◆ **Stated exercise**: Swap "filled" for "executed" everywhere in the lines below and copy them out again with nothing else altered.
-- Start of Data extract --
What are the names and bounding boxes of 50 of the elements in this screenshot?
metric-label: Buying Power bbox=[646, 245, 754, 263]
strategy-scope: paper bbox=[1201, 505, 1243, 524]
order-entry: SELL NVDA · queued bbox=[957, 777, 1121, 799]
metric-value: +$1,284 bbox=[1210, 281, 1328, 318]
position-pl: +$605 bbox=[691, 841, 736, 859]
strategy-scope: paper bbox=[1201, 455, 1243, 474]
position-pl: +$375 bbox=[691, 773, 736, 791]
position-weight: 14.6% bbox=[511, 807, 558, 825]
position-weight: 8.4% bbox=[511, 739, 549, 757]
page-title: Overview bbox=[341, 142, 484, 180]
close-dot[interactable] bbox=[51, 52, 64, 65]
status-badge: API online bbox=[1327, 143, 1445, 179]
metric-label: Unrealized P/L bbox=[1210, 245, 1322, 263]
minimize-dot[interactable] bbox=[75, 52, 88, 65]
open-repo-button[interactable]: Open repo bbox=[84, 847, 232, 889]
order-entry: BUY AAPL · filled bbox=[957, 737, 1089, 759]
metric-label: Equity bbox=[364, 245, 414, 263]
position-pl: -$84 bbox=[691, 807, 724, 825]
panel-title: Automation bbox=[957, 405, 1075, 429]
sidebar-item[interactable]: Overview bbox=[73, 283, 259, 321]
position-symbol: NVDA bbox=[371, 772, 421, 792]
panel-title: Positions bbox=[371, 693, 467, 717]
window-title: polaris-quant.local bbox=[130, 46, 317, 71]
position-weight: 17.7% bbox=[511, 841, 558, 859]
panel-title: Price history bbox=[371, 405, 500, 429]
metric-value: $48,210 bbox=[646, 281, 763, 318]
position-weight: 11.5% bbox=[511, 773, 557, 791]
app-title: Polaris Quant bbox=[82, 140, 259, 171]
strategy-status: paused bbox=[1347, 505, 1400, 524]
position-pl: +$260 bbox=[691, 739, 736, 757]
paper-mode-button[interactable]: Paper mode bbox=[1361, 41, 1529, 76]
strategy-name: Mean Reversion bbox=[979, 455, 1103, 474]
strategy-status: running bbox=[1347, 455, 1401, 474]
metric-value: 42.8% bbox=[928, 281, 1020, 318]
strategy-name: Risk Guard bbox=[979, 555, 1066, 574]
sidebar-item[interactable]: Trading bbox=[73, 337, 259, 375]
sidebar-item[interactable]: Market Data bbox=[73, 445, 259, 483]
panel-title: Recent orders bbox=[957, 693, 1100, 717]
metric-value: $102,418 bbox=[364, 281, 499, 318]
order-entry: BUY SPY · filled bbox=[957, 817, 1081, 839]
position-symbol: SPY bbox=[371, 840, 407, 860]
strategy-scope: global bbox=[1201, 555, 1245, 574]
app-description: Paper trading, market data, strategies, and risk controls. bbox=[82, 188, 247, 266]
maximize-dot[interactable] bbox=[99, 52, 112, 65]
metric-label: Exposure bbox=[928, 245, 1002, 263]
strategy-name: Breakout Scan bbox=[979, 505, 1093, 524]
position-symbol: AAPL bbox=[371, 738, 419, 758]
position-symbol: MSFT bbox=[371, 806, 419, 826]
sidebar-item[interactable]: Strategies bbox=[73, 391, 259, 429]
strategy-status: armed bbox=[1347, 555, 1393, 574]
-- End of Data extract --
◆ **Full response**:
What are the names and bounding boxes of 50 of the elements in this screenshot?
metric-label: Buying Power bbox=[646, 245, 754, 263]
strategy-scope: paper bbox=[1201, 505, 1243, 524]
order-entry: SELL NVDA · queued bbox=[957, 777, 1121, 799]
metric-value: +$1,284 bbox=[1210, 281, 1328, 318]
position-pl: +$605 bbox=[691, 841, 736, 859]
strategy-scope: paper bbox=[1201, 455, 1243, 474]
position-pl: +$375 bbox=[691, 773, 736, 791]
position-weight: 14.6% bbox=[511, 807, 558, 825]
position-weight: 8.4% bbox=[511, 739, 549, 757]
page-title: Overview bbox=[341, 142, 484, 180]
close-dot[interactable] bbox=[51, 52, 64, 65]
status-badge: API online bbox=[1327, 143, 1445, 179]
metric-label: Unrealized P/L bbox=[1210, 245, 1322, 263]
minimize-dot[interactable] bbox=[75, 52, 88, 65]
open-repo-button[interactable]: Open repo bbox=[84, 847, 232, 889]
order-entry: BUY AAPL · executed bbox=[957, 737, 1089, 759]
metric-label: Equity bbox=[364, 245, 414, 263]
position-pl: -$84 bbox=[691, 807, 724, 825]
panel-title: Automation bbox=[957, 405, 1075, 429]
sidebar-item[interactable]: Overview bbox=[73, 283, 259, 321]
position-symbol: NVDA bbox=[371, 772, 421, 792]
panel-title: Positions bbox=[371, 693, 467, 717]
window-title: polaris-quant.local bbox=[130, 46, 317, 71]
position-weight: 17.7% bbox=[511, 841, 558, 859]
panel-title: Price history bbox=[371, 405, 500, 429]
metric-value: $48,210 bbox=[646, 281, 763, 318]
position-weight: 11.5% bbox=[511, 773, 557, 791]
app-title: Polaris Quant bbox=[82, 140, 259, 171]
strategy-status: paused bbox=[1347, 505, 1400, 524]
position-pl: +$260 bbox=[691, 739, 736, 757]
paper-mode-button[interactable]: Paper mode bbox=[1361, 41, 1529, 76]
strategy-name: Mean Reversion bbox=[979, 455, 1103, 474]
strategy-status: running bbox=[1347, 455, 1401, 474]
metric-value: 42.8% bbox=[928, 281, 1020, 318]
strategy-name: Risk Guard bbox=[979, 555, 1066, 574]
sidebar-item[interactable]: Trading bbox=[73, 337, 259, 375]
sidebar-item[interactable]: Market Data bbox=[73, 445, 259, 483]
panel-title: Recent orders bbox=[957, 693, 1100, 717]
metric-value: $102,418 bbox=[364, 281, 499, 318]
order-entry: BUY SPY · executed bbox=[957, 817, 1081, 839]
position-symbol: SPY bbox=[371, 840, 407, 860]
strategy-scope: global bbox=[1201, 555, 1245, 574]
app-description: Paper trading, market data, strategies, and risk controls. bbox=[82, 188, 247, 266]
maximize-dot[interactable] bbox=[99, 52, 112, 65]
metric-label: Exposure bbox=[928, 245, 1002, 263]
strategy-name: Breakout Scan bbox=[979, 505, 1093, 524]
position-symbol: AAPL bbox=[371, 738, 419, 758]
position-symbol: MSFT bbox=[371, 806, 419, 826]
sidebar-item[interactable]: Strategies bbox=[73, 391, 259, 429]
strategy-status: armed bbox=[1347, 555, 1393, 574]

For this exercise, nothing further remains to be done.